*Task instructions*
1. In the Splunk post on multiline events, which commands served as examples when scripted inputs were first conceived?
2. Write out the Splunk post on multiline events from "When we first" to "to enlarge )".
3. Resume the Splunk post on multiline events at the point where it stops.

--- start Page text ---

Tips & Tricks

August 23, 2007

3 Minute Read

Ripping mulitline events at seach time

By Splunk

I relaized that as part of the previous monitoring bundle post i forgot to explain something cool/critical.

When we first conceived of the scripted inputs we used ps, top, netstat, as examples. It was going to be so easy and cool to eat ps output and get graphs of VM usage by process. Totally obvious until we tried it. The ps output in splunk works best as one event, with the header at the top and a repeated line per process:

( click to enlarge )

Looks great! I can search for “sourcetype::ps splunkd” and get back all the times splunkd was running. But the problem comes when wanting to report on VM usage. How do i get our kv extractor to support a search that is “average VSZ for splunkd by time”. In our search langauge ( or using the UI ) you can say something like:

"sourcetype::ps splunkd | stats avg(VSZ) by _time

What we want is to produce a table and graph that is the average value for the key “VSZ” over time for just the one the process “splunkd”. But the above wont do that as there is no VSZ = in the “event” and worse than that, there are many values drawn out in the VSZ column.

The problem is that we have made ps output into one event with the header and multiple rows per process. This is good as it keeps logically together all the ps output and makes it look like the output from the command. We could have split it up on input but that would be really ugly with each line just a row of data. Even if we duplicated the header for each row it would have been sucky.

--- end Page text ---
--- start Material ---

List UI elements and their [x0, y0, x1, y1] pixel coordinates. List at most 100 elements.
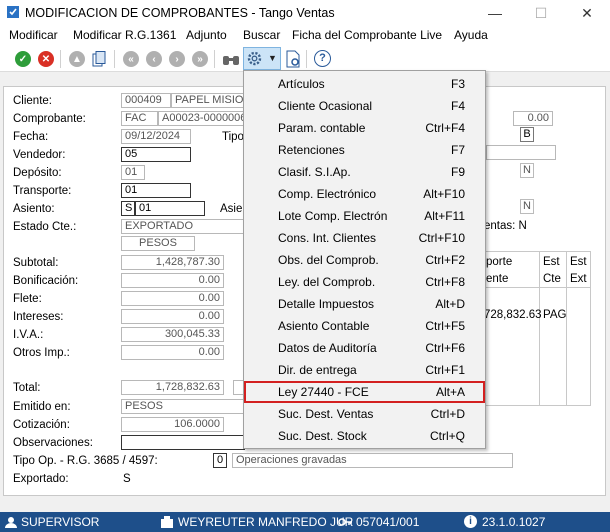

--- end Material ---

*Answers for the tasks*
1. ps, top, and netstat

2.
When we first conceived of the scripted inputs we used ps, top, netstat, as examples. It was going to be so easy and cool to eat ps output and get graphs of VM usage by process. Totally obvious until we tried it. The ps output in splunk works best as one event, with the header at the top and a repeated line per process:

( click to enlarge )

3.
We were confronted with how to access individual row/column values withing this type of output – keep in mind that many OS commands operate this way : top, lsof, ls -las, …

In usual splunk fashion we did not want our sever to have specific knowledge on how to process top, ps, etc, output.

Enter Steve Zhang – i think it was his first week here at splunk and he just nailed it.
He wrote the multikv search processor that would find a header and rip events like this into single line events with kv pairs generated for each col/row. SWEET!

It works something like this – its takes the following type of event ( header(col) + multiple lines(rows)):
USER PID %CPU %MEM VSZ RSS TT STAT STARTED TIME COMMAND root 41 0.0 -0.0 28324 680 ?? Ss 8:25PM 0:00.01 /usr/sbin/memberd -x root 42 0.0 -0.1 29268 2208 ?? Ss 8:25PM 0:00.18 /usr/sbin/securityd root 44 0.0 -0.0 27864 484 ?? Ss 8:25PM 0:00.62 /usr/sbin/notifyd root 46 0.0 -0.1 30988 2976 ?? Ss 8:25PM 0:00.61 /usr/sbin/DirectoryService root 48 0.0 -0.0 27676 876 ?? Ss 8:25PM 0:00.37 /usr/sbin/distnoted root 51 0.0 -0.0 27252 240 ?? Ss 8:25PM 0:07.55 /usr/sbin/update root 62 0.0 -0.1 37828 2020 ?? S 8:25PM 0:00.12 /usr/sbin/blued

And at search time if you pipe as result set through multikv turns it into something that looks like the following where each line is a seperate event:
USER=root PID=41 %CPU=0.0 %MEM=0.0 VSZ=28342 VSZ=680 TT=?? STAT=Ss STARTED=08:25PM TIME=0.00.01 COMMAND=/usr/sbin/memberd -x - USER=root PID=42 %CPU=0.0 %MEM=0.1 VSZ=29268 VSZ=2208 TT=?? STAT=Ss STARTED=08:25PM TIME=0.00.18 COMMAND=/usr/sbin/secuirtyid -x - USER=root PID=44 %CPU=0.0 %MEM=0.0 VSZ=287864 VSZ=484 TT=?? STAT=Ss STARTED=08:25PM TIME=0.00.62 COMMAND=/usr/sbin/notifyd -x - and so on…

This means that by taking the original search and pipeing it to multikv we can report on any row/column pair – so now do the following search
sourcetype::ps splunkd | multikv | stats avg(VSZ) by _time

The problem with the above is that multikv is going to breakout every row and thus the avg(VSZ) above will be the average for ALL processes. Think of multikv turning ps output into a table of rows and columns. So, we need the ability for multikv to not break every ps entry into its own event, just the splunkd ones. No problem, enter Dr. Zhang. Multikv was enhanced to support both filter and field so that you specify which rows and columns you want extracted.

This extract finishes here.